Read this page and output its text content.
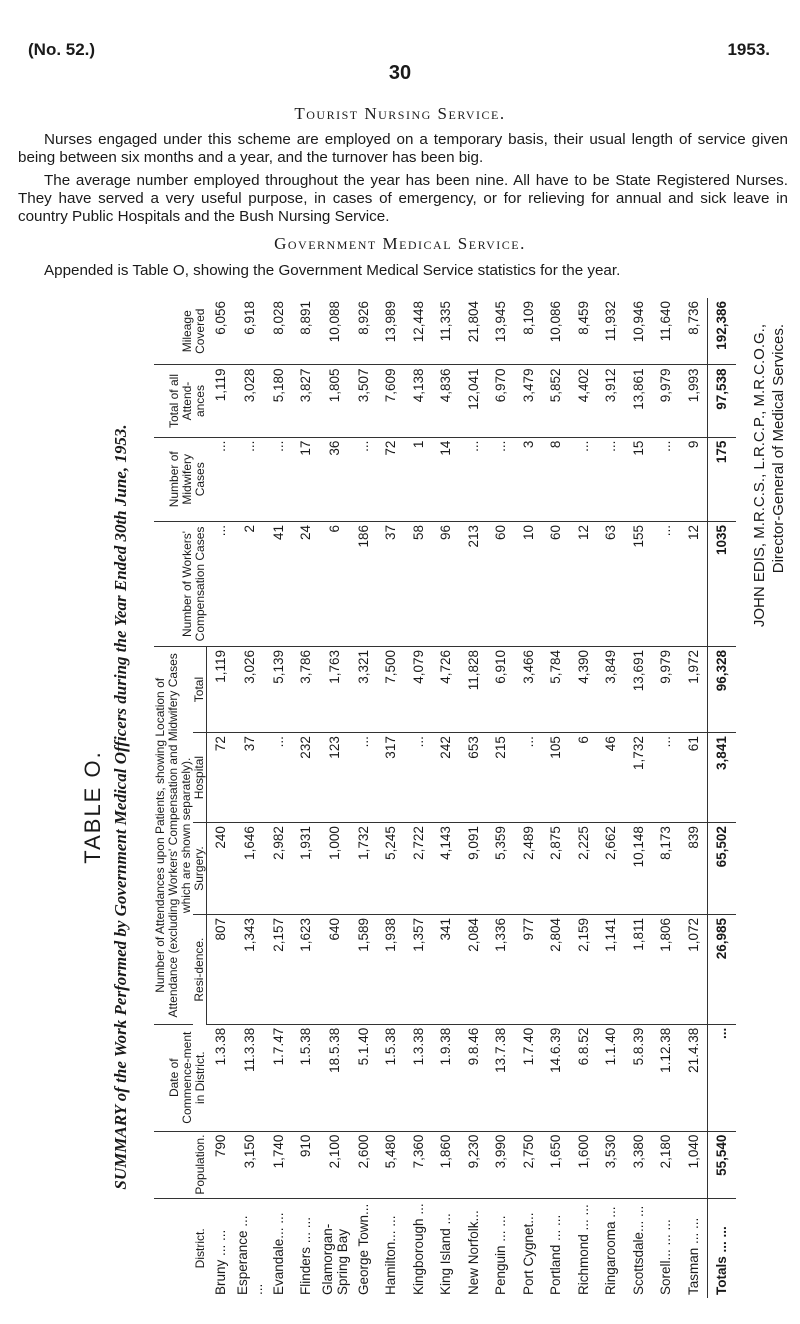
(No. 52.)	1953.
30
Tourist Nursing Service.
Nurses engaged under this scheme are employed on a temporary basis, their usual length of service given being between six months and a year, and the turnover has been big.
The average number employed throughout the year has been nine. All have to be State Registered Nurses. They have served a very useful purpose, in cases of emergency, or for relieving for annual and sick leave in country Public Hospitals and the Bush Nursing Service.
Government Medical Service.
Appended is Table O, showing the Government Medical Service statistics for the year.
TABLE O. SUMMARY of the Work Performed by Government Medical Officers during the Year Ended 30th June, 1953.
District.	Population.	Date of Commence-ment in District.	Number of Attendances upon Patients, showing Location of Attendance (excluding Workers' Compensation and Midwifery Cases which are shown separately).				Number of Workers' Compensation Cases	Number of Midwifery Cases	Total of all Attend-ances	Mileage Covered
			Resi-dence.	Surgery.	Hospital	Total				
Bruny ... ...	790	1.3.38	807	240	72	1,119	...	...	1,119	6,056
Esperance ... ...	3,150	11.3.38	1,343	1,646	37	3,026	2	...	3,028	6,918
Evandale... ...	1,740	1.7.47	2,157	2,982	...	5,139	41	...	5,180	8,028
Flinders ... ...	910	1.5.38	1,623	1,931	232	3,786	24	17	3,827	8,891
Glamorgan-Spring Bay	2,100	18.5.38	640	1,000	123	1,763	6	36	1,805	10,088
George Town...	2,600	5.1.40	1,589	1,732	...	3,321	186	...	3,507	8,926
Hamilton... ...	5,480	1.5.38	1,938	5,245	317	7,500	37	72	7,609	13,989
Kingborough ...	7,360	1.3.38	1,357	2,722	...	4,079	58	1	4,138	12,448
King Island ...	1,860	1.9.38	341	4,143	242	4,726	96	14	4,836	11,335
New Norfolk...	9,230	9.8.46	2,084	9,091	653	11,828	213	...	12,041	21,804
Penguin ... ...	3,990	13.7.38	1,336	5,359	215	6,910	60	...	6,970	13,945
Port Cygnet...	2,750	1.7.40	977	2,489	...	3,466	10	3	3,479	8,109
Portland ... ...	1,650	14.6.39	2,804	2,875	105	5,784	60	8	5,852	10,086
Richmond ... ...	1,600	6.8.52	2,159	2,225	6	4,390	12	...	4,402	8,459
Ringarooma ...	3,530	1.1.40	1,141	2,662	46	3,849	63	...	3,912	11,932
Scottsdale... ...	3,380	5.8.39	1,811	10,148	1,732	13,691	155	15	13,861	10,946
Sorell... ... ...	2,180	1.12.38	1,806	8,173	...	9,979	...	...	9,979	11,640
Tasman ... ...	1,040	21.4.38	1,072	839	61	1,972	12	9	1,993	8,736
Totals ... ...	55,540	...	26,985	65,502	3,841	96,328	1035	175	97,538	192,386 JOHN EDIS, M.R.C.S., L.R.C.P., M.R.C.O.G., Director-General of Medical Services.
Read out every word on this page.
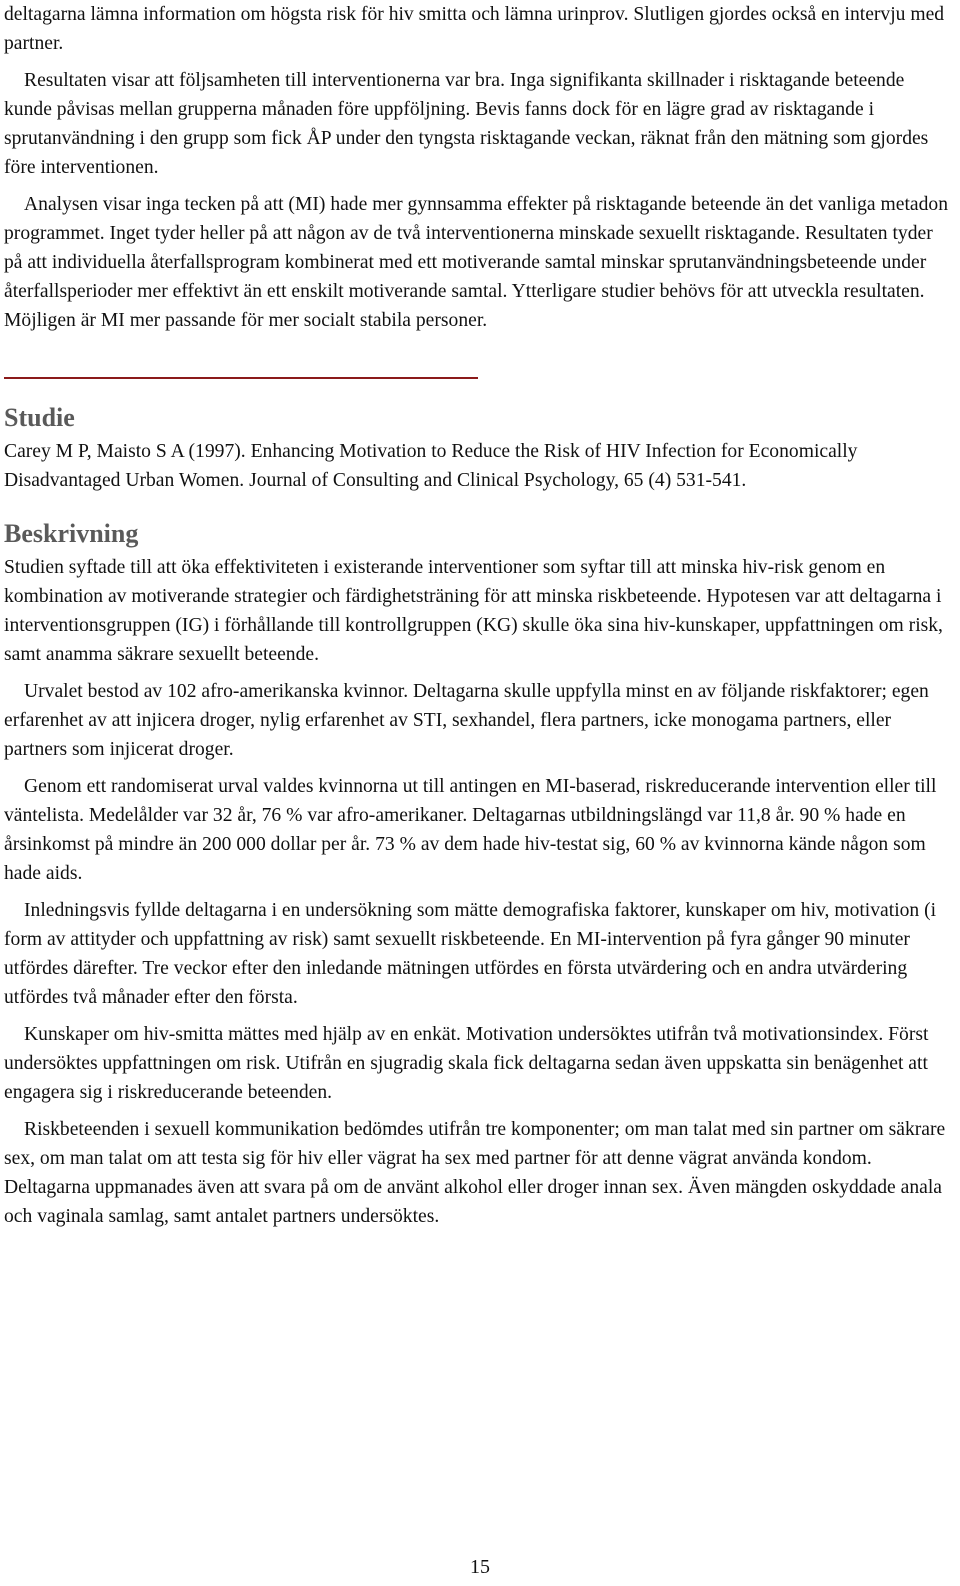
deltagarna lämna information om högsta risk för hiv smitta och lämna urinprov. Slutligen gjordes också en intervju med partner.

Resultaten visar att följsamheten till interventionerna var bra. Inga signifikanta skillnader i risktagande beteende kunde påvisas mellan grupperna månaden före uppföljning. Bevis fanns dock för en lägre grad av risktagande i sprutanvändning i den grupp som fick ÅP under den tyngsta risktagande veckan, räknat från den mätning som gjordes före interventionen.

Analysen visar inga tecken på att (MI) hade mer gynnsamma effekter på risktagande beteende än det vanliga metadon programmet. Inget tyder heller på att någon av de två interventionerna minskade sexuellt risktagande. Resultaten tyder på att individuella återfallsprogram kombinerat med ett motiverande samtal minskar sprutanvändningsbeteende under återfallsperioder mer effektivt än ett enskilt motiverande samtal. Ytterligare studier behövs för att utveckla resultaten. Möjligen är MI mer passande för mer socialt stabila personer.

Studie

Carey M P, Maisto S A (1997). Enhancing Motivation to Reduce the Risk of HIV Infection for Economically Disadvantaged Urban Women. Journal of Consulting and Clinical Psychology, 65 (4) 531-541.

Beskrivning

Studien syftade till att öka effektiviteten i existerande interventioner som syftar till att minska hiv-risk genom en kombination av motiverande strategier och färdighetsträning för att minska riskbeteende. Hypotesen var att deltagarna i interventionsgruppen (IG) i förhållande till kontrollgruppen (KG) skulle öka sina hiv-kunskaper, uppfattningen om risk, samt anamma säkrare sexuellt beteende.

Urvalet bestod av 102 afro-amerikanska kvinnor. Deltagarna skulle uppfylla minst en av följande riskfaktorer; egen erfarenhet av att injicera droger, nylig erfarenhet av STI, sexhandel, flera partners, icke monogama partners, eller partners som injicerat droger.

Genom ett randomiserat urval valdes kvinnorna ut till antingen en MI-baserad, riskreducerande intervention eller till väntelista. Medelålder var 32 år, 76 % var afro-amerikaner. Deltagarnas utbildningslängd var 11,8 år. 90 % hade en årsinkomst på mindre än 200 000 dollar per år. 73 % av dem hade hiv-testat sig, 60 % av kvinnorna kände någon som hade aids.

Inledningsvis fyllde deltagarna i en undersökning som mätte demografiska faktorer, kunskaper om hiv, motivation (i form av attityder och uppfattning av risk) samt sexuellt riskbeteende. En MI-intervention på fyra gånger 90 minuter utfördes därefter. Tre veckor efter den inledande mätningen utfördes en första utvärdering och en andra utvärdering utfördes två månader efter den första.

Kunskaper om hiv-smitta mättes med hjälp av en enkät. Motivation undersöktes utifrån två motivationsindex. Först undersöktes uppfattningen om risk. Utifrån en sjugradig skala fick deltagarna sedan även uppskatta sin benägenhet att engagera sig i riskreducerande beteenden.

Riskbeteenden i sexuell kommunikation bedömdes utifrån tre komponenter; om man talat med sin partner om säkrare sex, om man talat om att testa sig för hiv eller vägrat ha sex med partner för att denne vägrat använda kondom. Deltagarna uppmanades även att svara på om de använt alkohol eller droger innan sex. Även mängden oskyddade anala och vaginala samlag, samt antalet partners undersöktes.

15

__________________________________________________

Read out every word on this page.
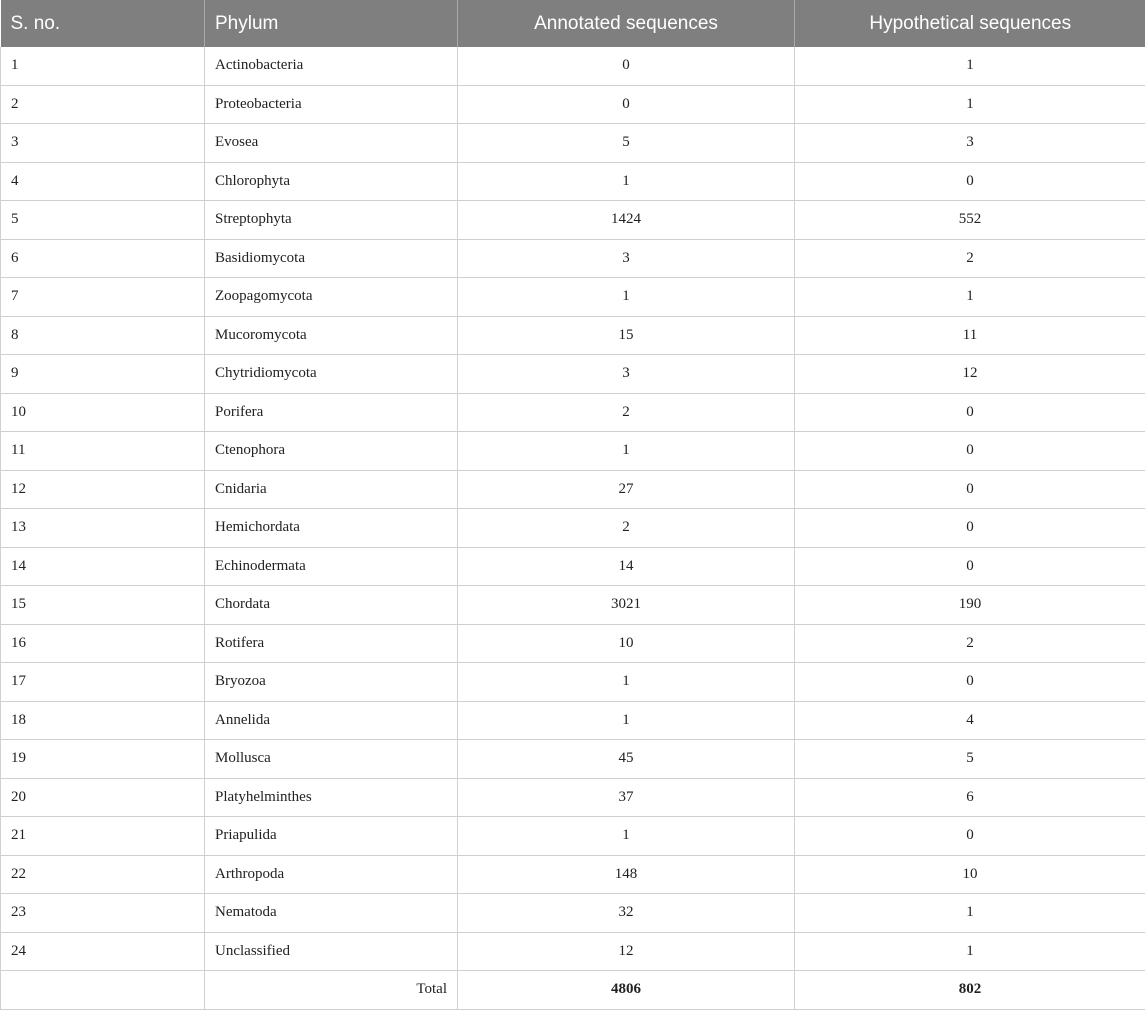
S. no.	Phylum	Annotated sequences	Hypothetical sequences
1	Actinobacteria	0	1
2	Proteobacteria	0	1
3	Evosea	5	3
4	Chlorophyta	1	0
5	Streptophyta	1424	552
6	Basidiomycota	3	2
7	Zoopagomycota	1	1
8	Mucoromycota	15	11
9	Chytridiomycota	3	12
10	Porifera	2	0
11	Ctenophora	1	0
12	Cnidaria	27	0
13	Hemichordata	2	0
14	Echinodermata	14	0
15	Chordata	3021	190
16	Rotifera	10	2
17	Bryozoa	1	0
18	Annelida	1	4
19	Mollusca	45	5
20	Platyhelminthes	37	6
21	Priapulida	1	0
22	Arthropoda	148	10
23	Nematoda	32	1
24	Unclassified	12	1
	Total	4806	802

__________________________________________________

Your answer should be a number only: the count of lines above in which the string "risktagande" appears.

2